= WHAT YOU WILL DO =
Reproduce the records from the line containing "document-code: 1023726.3] [91,852,133,862]" through the line containing "clause-7-spanish-italic: intereses moratorios", changing "margin-marks" to "margin-notes" and leaving everything else untouched.

******

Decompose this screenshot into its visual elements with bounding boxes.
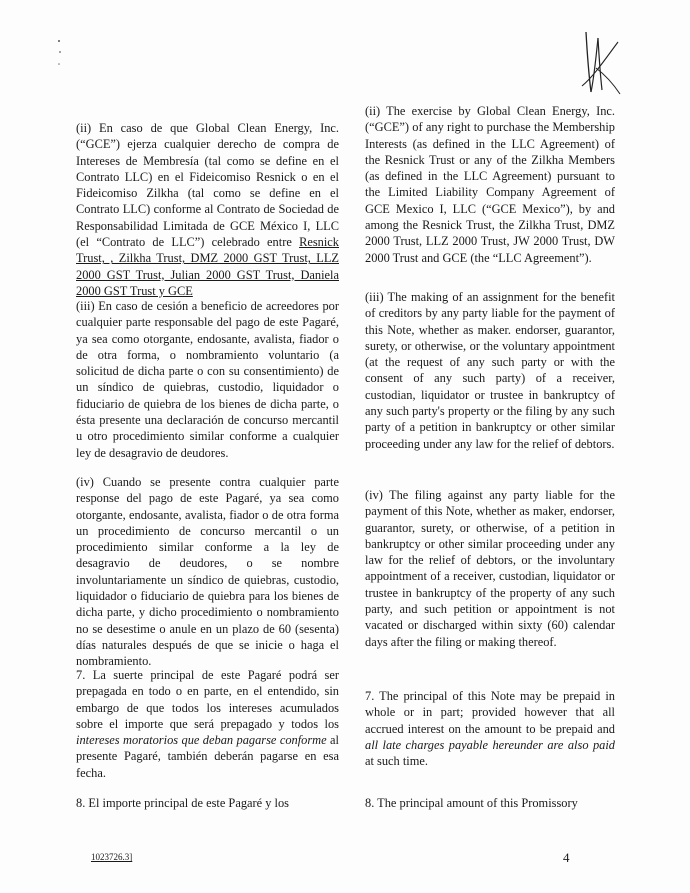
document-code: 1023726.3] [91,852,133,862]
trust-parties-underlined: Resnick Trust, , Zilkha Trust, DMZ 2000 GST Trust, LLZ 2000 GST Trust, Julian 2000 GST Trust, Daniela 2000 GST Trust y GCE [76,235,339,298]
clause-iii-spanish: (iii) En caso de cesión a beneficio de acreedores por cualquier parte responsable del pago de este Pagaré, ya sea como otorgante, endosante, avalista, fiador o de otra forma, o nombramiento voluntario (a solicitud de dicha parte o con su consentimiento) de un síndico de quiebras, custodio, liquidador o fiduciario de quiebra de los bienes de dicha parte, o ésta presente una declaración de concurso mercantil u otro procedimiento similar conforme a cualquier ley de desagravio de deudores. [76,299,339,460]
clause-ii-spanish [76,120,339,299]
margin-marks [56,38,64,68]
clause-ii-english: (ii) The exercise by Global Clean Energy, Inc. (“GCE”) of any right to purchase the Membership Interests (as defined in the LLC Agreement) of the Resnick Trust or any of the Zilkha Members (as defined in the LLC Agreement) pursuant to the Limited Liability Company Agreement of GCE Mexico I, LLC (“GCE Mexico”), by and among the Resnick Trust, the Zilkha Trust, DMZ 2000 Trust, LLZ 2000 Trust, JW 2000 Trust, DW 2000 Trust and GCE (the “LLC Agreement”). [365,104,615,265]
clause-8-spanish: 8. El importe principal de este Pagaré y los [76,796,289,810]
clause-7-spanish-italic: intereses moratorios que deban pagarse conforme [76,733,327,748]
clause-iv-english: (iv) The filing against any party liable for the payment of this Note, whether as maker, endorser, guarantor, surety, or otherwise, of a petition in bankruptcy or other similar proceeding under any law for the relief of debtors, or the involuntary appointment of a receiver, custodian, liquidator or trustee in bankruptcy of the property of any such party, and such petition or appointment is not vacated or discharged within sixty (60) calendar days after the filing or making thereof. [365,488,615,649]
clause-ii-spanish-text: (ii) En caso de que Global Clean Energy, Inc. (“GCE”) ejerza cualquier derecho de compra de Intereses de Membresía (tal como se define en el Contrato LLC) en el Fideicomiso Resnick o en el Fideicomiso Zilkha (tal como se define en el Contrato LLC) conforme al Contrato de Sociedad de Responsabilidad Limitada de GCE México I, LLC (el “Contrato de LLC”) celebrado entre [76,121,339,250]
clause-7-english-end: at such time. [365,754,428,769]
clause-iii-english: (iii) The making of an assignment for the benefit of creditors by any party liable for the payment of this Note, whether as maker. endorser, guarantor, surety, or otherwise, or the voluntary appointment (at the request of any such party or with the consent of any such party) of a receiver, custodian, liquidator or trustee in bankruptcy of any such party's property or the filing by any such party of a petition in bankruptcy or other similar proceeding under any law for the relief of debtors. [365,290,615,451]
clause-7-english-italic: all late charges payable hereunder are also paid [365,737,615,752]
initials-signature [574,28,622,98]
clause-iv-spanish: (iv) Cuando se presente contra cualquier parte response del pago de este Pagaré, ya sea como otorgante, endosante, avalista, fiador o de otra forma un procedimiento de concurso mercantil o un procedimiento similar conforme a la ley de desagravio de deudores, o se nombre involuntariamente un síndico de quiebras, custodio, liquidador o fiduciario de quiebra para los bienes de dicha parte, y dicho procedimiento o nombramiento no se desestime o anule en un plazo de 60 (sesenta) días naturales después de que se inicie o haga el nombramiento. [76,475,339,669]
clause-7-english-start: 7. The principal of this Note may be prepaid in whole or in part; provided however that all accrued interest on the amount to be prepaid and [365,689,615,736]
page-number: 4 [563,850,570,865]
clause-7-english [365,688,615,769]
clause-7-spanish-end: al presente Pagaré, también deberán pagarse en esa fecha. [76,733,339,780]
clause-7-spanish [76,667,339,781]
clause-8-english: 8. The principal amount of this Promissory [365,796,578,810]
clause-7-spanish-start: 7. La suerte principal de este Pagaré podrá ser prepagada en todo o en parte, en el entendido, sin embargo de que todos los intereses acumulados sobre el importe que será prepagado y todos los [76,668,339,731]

******

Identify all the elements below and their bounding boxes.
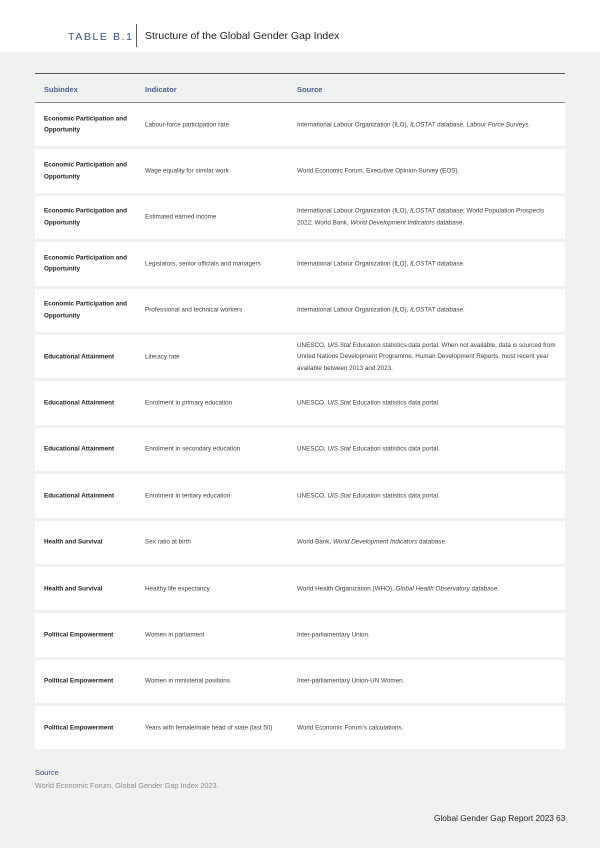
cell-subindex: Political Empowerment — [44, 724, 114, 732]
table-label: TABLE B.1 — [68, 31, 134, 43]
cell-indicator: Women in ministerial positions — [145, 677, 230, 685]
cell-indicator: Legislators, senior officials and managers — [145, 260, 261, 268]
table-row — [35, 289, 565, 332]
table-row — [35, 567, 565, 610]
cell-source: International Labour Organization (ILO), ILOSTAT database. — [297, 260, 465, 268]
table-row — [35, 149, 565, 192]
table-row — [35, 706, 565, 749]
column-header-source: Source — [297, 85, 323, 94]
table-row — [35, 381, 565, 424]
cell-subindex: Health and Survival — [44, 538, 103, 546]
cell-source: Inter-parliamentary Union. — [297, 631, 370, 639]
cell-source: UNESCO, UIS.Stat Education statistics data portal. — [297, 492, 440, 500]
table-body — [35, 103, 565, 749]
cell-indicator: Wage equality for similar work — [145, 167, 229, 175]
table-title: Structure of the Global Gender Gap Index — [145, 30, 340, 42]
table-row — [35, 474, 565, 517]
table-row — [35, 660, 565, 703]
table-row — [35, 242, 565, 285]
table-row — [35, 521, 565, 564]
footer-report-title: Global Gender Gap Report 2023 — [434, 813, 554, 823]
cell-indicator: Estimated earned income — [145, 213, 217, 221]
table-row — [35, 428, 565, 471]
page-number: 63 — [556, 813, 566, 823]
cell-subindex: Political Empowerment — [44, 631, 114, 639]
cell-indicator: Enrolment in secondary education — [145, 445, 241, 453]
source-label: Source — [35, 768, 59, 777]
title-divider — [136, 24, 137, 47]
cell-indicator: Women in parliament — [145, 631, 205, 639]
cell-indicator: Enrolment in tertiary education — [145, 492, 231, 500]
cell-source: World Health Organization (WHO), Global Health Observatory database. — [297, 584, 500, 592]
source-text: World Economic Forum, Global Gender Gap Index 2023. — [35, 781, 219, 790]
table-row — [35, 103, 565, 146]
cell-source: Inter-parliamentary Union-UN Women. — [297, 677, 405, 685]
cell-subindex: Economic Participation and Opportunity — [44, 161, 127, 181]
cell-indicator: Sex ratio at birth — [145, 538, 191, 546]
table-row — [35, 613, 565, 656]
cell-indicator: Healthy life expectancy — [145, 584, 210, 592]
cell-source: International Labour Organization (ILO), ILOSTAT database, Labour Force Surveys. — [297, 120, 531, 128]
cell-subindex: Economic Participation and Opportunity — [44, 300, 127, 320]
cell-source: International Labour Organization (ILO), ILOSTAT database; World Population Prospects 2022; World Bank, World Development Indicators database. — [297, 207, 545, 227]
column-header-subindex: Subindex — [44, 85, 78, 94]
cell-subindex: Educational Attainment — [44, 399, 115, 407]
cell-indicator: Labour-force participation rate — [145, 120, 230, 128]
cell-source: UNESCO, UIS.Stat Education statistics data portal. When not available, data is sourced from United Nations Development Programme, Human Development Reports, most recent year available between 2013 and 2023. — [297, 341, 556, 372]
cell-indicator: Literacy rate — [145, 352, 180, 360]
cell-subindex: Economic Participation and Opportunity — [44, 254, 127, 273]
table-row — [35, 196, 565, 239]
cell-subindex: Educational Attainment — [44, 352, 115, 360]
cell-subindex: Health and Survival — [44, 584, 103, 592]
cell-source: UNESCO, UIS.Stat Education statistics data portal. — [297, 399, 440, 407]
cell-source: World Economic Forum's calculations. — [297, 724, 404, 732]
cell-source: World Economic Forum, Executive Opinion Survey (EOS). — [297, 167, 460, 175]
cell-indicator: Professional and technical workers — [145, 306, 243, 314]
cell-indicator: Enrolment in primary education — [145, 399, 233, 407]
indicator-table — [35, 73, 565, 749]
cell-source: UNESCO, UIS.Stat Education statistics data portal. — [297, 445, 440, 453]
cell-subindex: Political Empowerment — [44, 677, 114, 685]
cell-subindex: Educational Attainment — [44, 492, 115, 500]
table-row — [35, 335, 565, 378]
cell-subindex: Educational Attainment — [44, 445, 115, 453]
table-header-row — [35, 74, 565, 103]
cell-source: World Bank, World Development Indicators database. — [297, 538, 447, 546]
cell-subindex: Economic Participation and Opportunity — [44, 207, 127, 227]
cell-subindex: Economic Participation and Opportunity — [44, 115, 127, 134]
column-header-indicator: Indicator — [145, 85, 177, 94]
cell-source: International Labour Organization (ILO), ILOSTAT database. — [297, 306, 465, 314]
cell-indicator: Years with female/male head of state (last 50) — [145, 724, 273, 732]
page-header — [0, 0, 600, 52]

******

= OUTPUT =
document-code: 1023726.3] [91,852,133,862]
trust-parties-underlined: Resnick Trust, , Zilkha Trust, DMZ 2000 GST Trust, LLZ 2000 GST Trust, Julian 2000 GST Trust, Daniela 2000 GST Trust y GCE [76,235,339,298]
clause-iii-spanish: (iii) En caso de cesión a beneficio de acreedores por cualquier parte responsable del pago de este Pagaré, ya sea como otorgante, endosante, avalista, fiador o de otra forma, o nombramiento voluntario (a solicitud de dicha parte o con su consentimiento) de un síndico de quiebras, custodio, liquidador o fiduciario de quiebra de los bienes de dicha parte, o ésta presente una declaración de concurso mercantil u otro procedimiento similar conforme a cualquier ley de desagravio de deudores. [76,299,339,460]
clause-ii-spanish [76,120,339,299]
margin-notes [56,38,64,68]
clause-ii-english: (ii) The exercise by Global Clean Energy, Inc. (“GCE”) of any right to purchase the Membership Interests (as defined in the LLC Agreement) of the Resnick Trust or any of the Zilkha Members (as defined in the LLC Agreement) pursuant to the Limited Liability Company Agreement of GCE Mexico I, LLC (“GCE Mexico”), by and among the Resnick Trust, the Zilkha Trust, DMZ 2000 Trust, LLZ 2000 Trust, JW 2000 Trust, DW 2000 Trust and GCE (the “LLC Agreement”). [365,104,615,265]
clause-8-spanish: 8. El importe principal de este Pagaré y los [76,796,289,810]
clause-7-spanish-italic: intereses moratorios que deban pagarse conforme [76,733,327,748]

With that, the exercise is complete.